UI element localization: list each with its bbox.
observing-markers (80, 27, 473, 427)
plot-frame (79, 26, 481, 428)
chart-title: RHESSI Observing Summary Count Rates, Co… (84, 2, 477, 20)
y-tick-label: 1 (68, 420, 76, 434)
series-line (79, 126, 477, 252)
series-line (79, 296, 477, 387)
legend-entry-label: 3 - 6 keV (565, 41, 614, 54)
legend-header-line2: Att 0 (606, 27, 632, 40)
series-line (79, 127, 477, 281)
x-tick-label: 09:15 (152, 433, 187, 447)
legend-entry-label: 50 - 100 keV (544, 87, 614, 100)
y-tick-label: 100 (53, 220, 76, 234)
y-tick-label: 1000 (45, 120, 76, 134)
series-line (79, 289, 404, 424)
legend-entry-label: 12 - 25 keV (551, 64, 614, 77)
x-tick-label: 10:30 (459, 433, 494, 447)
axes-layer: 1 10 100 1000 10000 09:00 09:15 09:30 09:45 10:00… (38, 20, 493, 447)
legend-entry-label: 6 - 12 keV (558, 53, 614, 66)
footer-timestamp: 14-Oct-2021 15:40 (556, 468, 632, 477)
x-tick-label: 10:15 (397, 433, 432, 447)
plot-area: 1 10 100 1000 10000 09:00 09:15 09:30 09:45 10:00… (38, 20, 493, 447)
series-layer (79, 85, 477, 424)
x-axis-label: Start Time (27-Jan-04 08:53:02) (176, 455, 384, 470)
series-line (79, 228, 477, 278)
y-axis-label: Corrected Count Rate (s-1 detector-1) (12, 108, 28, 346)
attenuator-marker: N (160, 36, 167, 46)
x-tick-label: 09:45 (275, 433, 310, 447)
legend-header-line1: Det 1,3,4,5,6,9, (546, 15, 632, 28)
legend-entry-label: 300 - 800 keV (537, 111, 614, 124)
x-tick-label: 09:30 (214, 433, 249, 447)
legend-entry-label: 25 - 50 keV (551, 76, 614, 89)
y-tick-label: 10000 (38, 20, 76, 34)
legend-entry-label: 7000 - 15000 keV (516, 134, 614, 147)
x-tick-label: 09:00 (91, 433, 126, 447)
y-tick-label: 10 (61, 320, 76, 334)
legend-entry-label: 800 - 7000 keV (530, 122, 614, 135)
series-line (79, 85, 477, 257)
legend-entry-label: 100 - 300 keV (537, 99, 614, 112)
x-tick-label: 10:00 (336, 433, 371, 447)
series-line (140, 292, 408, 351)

================

(COMPITO DA SVOLGERE): Riscrivi tutte le voci rinominando «series-line» in «data-series» e lasciando invariato tutto il resto.

(RISPOSTA):
UI element localization: list each with its bbox.
observing-markers (80, 27, 473, 427)
plot-frame (79, 26, 481, 428)
chart-title: RHESSI Observing Summary Count Rates, Co… (84, 2, 477, 20)
y-tick-label: 1 (68, 420, 76, 434)
data-series (79, 126, 477, 252)
data-series (79, 296, 477, 387)
legend-entry-label: 3 - 6 keV (565, 41, 614, 54)
legend-header-line2: Att 0 (606, 27, 632, 40)
data-series (79, 127, 477, 281)
x-tick-label: 09:15 (152, 433, 187, 447)
legend-entry-label: 50 - 100 keV (544, 87, 614, 100)
y-tick-label: 100 (53, 220, 76, 234)
y-tick-label: 1000 (45, 120, 76, 134)
data-series (79, 289, 404, 424)
legend-entry-label: 12 - 25 keV (551, 64, 614, 77)
x-tick-label: 10:30 (459, 433, 494, 447)
axes-layer: 1 10 100 1000 10000 09:00 09:15 09:30 09:45 10:00… (38, 20, 493, 447)
legend-entry-label: 6 - 12 keV (558, 53, 614, 66)
footer-timestamp: 14-Oct-2021 15:40 (556, 468, 632, 477)
x-tick-label: 10:15 (397, 433, 432, 447)
plot-area: 1 10 100 1000 10000 09:00 09:15 09:30 09:45 10:00… (38, 20, 493, 447)
series-layer (79, 85, 477, 424)
x-axis-label: Start Time (27-Jan-04 08:53:02) (176, 455, 384, 470)
data-series (79, 228, 477, 278)
y-axis-label: Corrected Count Rate (s-1 detector-1) (12, 108, 28, 346)
attenuator-marker: N (160, 36, 167, 46)
x-tick-label: 09:45 (275, 433, 310, 447)
legend-header-line1: Det 1,3,4,5,6,9, (546, 15, 632, 28)
legend-entry-label: 300 - 800 keV (537, 111, 614, 124)
x-tick-label: 09:30 (214, 433, 249, 447)
legend-entry-label: 25 - 50 keV (551, 76, 614, 89)
y-tick-label: 10000 (38, 20, 76, 34)
legend-entry-label: 7000 - 15000 keV (516, 134, 614, 147)
x-tick-label: 09:00 (91, 433, 126, 447)
y-tick-label: 10 (61, 320, 76, 334)
legend-entry-label: 800 - 7000 keV (530, 122, 614, 135)
data-series (79, 85, 477, 257)
legend-entry-label: 100 - 300 keV (537, 99, 614, 112)
x-tick-label: 10:00 (336, 433, 371, 447)
data-series (140, 292, 408, 351)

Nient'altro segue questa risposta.